What to work on
Show all lines of the listing that hold the word "Collection".

Entries with figure data
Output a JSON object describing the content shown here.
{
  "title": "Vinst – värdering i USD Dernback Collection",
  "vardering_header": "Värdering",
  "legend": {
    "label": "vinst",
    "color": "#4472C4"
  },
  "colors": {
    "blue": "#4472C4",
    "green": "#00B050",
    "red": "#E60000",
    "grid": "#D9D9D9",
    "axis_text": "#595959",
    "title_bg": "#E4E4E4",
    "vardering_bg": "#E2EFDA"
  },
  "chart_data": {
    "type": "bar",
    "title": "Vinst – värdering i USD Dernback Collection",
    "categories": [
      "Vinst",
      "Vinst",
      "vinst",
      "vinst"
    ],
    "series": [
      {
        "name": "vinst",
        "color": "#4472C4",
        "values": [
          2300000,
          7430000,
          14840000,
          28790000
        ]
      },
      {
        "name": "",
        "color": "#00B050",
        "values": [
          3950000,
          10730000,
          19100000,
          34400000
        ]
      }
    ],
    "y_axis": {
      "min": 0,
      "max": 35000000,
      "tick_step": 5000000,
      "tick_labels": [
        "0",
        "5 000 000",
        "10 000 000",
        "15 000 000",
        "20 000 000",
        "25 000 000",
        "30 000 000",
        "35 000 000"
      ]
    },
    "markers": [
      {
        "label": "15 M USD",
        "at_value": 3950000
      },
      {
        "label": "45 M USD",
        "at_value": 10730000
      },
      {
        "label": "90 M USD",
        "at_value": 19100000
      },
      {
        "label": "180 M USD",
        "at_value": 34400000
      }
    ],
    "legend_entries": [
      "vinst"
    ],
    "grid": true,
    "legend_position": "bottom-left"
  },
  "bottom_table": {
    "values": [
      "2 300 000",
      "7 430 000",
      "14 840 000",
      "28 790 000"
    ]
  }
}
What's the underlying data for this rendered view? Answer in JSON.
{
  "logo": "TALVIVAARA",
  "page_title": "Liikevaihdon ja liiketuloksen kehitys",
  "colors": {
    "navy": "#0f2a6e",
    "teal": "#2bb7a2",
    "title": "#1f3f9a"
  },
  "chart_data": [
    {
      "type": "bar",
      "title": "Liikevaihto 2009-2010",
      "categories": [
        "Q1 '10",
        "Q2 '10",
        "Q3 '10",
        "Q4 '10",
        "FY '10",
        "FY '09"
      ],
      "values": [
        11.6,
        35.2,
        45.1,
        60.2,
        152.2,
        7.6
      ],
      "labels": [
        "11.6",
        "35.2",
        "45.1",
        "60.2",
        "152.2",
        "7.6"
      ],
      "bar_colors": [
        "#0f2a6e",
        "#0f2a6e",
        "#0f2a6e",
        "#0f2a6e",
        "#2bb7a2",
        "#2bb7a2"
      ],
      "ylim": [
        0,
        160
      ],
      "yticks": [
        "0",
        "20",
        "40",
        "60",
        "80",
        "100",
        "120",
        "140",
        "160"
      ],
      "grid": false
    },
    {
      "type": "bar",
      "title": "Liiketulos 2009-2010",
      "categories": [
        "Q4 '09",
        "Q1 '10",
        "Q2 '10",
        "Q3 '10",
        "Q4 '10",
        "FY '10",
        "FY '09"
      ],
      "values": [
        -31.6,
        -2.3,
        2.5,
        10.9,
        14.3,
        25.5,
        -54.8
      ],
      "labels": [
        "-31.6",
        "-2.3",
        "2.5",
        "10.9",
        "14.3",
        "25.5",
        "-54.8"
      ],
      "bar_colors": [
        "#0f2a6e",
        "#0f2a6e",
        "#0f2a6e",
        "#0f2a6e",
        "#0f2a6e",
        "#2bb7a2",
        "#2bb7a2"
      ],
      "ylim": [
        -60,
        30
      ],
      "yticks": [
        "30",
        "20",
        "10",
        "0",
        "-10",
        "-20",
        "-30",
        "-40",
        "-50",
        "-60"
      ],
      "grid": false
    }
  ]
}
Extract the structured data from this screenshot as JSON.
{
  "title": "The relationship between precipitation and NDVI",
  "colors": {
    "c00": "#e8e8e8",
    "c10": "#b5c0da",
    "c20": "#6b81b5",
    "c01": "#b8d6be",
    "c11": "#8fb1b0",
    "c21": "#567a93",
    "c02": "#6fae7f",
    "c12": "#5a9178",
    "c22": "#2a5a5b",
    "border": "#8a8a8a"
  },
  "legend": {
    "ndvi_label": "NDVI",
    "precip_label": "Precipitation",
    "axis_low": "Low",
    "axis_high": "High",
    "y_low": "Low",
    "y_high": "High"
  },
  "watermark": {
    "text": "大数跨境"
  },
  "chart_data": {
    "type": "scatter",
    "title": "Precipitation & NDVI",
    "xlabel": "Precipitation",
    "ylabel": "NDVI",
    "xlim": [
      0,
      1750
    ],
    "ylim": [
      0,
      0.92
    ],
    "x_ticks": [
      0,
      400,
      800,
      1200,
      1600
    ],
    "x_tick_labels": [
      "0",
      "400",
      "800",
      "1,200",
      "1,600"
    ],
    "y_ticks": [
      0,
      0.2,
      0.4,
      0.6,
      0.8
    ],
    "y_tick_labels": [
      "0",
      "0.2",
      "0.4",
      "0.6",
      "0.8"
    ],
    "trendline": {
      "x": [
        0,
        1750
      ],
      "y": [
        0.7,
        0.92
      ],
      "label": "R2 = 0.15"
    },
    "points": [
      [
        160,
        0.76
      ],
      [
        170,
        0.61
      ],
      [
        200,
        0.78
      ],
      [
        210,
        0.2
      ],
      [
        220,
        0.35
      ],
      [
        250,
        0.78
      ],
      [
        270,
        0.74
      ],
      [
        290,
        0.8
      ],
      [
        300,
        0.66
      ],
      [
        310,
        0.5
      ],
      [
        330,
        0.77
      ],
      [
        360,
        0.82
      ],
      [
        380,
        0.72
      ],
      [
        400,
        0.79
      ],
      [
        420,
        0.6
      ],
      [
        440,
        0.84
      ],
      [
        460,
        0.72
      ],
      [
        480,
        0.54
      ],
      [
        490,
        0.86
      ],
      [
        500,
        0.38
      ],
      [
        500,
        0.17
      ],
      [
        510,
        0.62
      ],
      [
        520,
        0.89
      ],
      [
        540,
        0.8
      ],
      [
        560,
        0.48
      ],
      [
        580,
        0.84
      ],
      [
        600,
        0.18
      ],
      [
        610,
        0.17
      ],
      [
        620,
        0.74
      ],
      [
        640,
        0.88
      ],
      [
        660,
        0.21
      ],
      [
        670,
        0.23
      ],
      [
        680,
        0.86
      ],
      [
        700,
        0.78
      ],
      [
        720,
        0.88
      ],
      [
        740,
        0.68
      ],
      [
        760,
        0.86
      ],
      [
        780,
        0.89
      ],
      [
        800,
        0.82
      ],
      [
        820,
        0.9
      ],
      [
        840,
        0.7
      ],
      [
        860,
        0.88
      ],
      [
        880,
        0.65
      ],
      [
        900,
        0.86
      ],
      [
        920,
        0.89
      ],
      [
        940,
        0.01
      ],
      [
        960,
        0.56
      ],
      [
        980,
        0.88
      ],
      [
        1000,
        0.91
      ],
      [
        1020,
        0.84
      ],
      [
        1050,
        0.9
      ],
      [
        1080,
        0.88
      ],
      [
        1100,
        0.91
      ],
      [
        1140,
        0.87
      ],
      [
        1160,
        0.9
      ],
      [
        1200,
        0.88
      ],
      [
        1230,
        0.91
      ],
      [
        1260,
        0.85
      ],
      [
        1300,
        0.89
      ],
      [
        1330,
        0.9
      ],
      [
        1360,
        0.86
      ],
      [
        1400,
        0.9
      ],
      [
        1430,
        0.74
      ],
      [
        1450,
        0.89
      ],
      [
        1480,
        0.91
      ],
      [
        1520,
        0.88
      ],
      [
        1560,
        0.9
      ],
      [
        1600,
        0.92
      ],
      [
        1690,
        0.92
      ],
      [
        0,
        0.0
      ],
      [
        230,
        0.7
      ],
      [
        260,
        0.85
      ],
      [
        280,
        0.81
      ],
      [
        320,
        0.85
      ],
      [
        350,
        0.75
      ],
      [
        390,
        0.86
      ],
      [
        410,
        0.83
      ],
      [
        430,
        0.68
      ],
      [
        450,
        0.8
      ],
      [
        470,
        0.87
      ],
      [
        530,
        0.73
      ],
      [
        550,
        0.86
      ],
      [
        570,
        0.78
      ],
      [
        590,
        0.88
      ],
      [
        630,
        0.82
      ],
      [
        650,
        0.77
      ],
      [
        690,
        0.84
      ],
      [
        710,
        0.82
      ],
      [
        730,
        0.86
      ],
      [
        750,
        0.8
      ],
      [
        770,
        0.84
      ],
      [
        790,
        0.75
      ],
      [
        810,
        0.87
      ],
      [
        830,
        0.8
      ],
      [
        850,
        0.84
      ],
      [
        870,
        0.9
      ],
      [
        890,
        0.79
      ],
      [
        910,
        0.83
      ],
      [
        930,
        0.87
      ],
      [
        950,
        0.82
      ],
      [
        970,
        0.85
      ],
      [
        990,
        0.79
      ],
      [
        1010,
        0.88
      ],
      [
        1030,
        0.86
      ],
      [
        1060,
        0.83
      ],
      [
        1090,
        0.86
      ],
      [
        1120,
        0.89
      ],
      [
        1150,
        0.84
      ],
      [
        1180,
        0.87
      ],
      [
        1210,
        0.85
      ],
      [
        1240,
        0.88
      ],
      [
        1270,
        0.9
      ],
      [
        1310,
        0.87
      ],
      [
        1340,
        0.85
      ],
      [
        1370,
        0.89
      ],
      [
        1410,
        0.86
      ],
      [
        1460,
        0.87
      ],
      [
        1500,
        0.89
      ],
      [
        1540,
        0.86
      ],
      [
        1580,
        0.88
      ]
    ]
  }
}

Answer to the task
  "title": "Vinst – värdering i USD Dernback Collection",
    "title": "Vinst – värdering i USD Dernback Collection",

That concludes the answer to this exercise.